* _INSTRUCTION_: Would you return the complete listing below word for word?

::: DATASET CONTENT :::

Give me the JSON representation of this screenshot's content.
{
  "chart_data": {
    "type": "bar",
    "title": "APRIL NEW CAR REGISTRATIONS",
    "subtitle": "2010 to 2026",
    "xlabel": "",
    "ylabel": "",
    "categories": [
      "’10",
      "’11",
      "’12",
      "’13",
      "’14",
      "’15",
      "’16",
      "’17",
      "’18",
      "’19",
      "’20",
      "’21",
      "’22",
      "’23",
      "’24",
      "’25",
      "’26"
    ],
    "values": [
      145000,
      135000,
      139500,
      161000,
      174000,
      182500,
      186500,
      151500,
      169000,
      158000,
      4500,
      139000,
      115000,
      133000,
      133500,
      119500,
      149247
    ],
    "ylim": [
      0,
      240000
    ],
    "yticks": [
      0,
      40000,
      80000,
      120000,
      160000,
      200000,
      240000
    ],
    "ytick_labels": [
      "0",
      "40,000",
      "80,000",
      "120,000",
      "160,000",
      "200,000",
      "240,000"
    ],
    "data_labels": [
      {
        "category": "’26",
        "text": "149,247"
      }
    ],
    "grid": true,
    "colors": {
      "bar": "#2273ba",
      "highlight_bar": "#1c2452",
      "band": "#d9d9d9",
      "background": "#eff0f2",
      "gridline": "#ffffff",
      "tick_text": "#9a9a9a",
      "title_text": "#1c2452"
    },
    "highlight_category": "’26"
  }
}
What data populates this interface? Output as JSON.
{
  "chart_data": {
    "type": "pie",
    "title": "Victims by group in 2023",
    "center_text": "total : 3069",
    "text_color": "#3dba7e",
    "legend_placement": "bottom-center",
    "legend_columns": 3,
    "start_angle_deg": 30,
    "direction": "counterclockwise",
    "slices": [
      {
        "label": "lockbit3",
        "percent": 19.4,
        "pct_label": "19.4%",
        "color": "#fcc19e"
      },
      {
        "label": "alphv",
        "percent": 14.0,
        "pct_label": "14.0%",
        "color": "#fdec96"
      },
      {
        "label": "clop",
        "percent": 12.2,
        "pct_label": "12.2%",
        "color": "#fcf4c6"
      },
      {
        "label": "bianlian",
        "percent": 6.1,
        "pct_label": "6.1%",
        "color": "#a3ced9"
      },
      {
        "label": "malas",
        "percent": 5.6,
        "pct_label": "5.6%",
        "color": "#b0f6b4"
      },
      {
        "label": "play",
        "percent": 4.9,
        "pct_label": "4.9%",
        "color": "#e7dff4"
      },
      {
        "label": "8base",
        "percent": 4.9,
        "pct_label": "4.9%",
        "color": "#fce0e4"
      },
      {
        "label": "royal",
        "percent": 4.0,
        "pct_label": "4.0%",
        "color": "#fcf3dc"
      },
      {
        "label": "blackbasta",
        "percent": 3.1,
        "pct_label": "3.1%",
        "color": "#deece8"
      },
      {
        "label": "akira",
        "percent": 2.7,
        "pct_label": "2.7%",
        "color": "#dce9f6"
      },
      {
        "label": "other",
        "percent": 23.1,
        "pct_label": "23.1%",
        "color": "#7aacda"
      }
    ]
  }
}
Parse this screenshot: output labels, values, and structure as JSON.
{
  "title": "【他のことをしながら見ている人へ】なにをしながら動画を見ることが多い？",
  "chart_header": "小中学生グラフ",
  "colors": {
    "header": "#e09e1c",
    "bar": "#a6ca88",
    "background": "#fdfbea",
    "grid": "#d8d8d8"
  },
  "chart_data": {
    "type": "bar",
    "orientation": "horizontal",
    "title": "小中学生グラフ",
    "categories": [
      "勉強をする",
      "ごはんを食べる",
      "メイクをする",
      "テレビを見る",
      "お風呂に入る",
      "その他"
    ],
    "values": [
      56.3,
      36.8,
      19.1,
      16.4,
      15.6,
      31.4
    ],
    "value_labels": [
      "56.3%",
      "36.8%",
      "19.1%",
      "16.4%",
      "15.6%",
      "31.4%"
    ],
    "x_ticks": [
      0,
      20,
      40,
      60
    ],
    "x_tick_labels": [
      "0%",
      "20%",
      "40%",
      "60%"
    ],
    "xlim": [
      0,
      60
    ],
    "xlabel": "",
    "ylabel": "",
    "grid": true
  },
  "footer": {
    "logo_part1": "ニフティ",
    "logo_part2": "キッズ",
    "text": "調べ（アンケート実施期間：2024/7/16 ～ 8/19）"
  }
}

:::

* _EXPECTED ANSWER_:
Give me the JSON representation of this screenshot's content.
{
  "chart_data": {
    "type": "bar",
    "title": "APRIL NEW CAR REGISTRATIONS",
    "subtitle": "2010 to 2026",
    "xlabel": "",
    "ylabel": "",
    "categories": [
      "’10",
      "’11",
      "’12",
      "’13",
      "’14",
      "’15",
      "’16",
      "’17",
      "’18",
      "’19",
      "’20",
      "’21",
      "’22",
      "’23",
      "’24",
      "’25",
      "’26"
    ],
    "values": [
      145000,
      135000,
      139500,
      161000,
      174000,
      182500,
      186500,
      151500,
      169000,
      158000,
      4500,
      139000,
      115000,
      133000,
      133500,
      119500,
      149247
    ],
    "ylim": [
      0,
      240000
    ],
    "yticks": [
      0,
      40000,
      80000,
      120000,
      160000,
      200000,
      240000
    ],
    "ytick_labels": [
      "0",
      "40,000",
      "80,000",
      "120,000",
      "160,000",
      "200,000",
      "240,000"
    ],
    "data_labels": [
      {
        "category": "’26",
        "text": "149,247"
      }
    ],
    "grid": true,
    "colors": {
      "bar": "#2273ba",
      "highlight_bar": "#1c2452",
      "band": "#d9d9d9",
      "background": "#eff0f2",
      "gridline": "#ffffff",
      "tick_text": "#9a9a9a",
      "title_text": "#1c2452"
    },
    "highlight_category": "’26"
  }
}
What data populates this interface? Output as JSON.
{
  "chart_data": {
    "type": "pie",
    "title": "Victims by group in 2023",
    "center_text": "total : 3069",
    "text_color": "#3dba7e",
    "legend_placement": "bottom-center",
    "legend_columns": 3,
    "start_angle_deg": 30,
    "direction": "counterclockwise",
    "slices": [
      {
        "label": "lockbit3",
        "percent": 19.4,
        "pct_label": "19.4%",
        "color": "#fcc19e"
      },
      {
        "label": "alphv",
        "percent": 14.0,
        "pct_label": "14.0%",
        "color": "#fdec96"
      },
      {
        "label": "clop",
        "percent": 12.2,
        "pct_label": "12.2%",
        "color": "#fcf4c6"
      },
      {
        "label": "bianlian",
        "percent": 6.1,
        "pct_label": "6.1%",
        "color": "#a3ced9"
      },
      {
        "label": "malas",
        "percent": 5.6,
        "pct_label": "5.6%",
        "color": "#b0f6b4"
      },
      {
        "label": "play",
        "percent": 4.9,
        "pct_label": "4.9%",
        "color": "#e7dff4"
      },
      {
        "label": "8base",
        "percent": 4.9,
        "pct_label": "4.9%",
        "color": "#fce0e4"
      },
      {
        "label": "royal",
        "percent": 4.0,
        "pct_label": "4.0%",
        "color": "#fcf3dc"
      },
      {
        "label": "blackbasta",
        "percent": 3.1,
        "pct_label": "3.1%",
        "color": "#deece8"
      },
      {
        "label": "akira",
        "percent": 2.7,
        "pct_label": "2.7%",
        "color": "#dce9f6"
      },
      {
        "label": "other",
        "percent": 23.1,
        "pct_label": "23.1%",
        "color": "#7aacda"
      }
    ]
  }
}
Parse this screenshot: output labels, values, and structure as JSON.
{
  "title": "【他のことをしながら見ている人へ】なにをしながら動画を見ることが多い？",
  "chart_header": "小中学生グラフ",
  "colors": {
    "header": "#e09e1c",
    "bar": "#a6ca88",
    "background": "#fdfbea",
    "grid": "#d8d8d8"
  },
  "chart_data": {
    "type": "bar",
    "orientation": "horizontal",
    "title": "小中学生グラフ",
    "categories": [
      "勉強をする",
      "ごはんを食べる",
      "メイクをする",
      "テレビを見る",
      "お風呂に入る",
      "その他"
    ],
    "values": [
      56.3,
      36.8,
      19.1,
      16.4,
      15.6,
      31.4
    ],
    "value_labels": [
      "56.3%",
      "36.8%",
      "19.1%",
      "16.4%",
      "15.6%",
      "31.4%"
    ],
    "x_ticks": [
      0,
      20,
      40,
      60
    ],
    "x_tick_labels": [
      "0%",
      "20%",
      "40%",
      "60%"
    ],
    "xlim": [
      0,
      60
    ],
    "xlabel": "",
    "ylabel": "",
    "grid": true
  },
  "footer": {
    "logo_part1": "ニフティ",
    "logo_part2": "キッズ",
    "text": "調べ（アンケート実施期間：2024/7/16 ～ 8/19）"
  }
}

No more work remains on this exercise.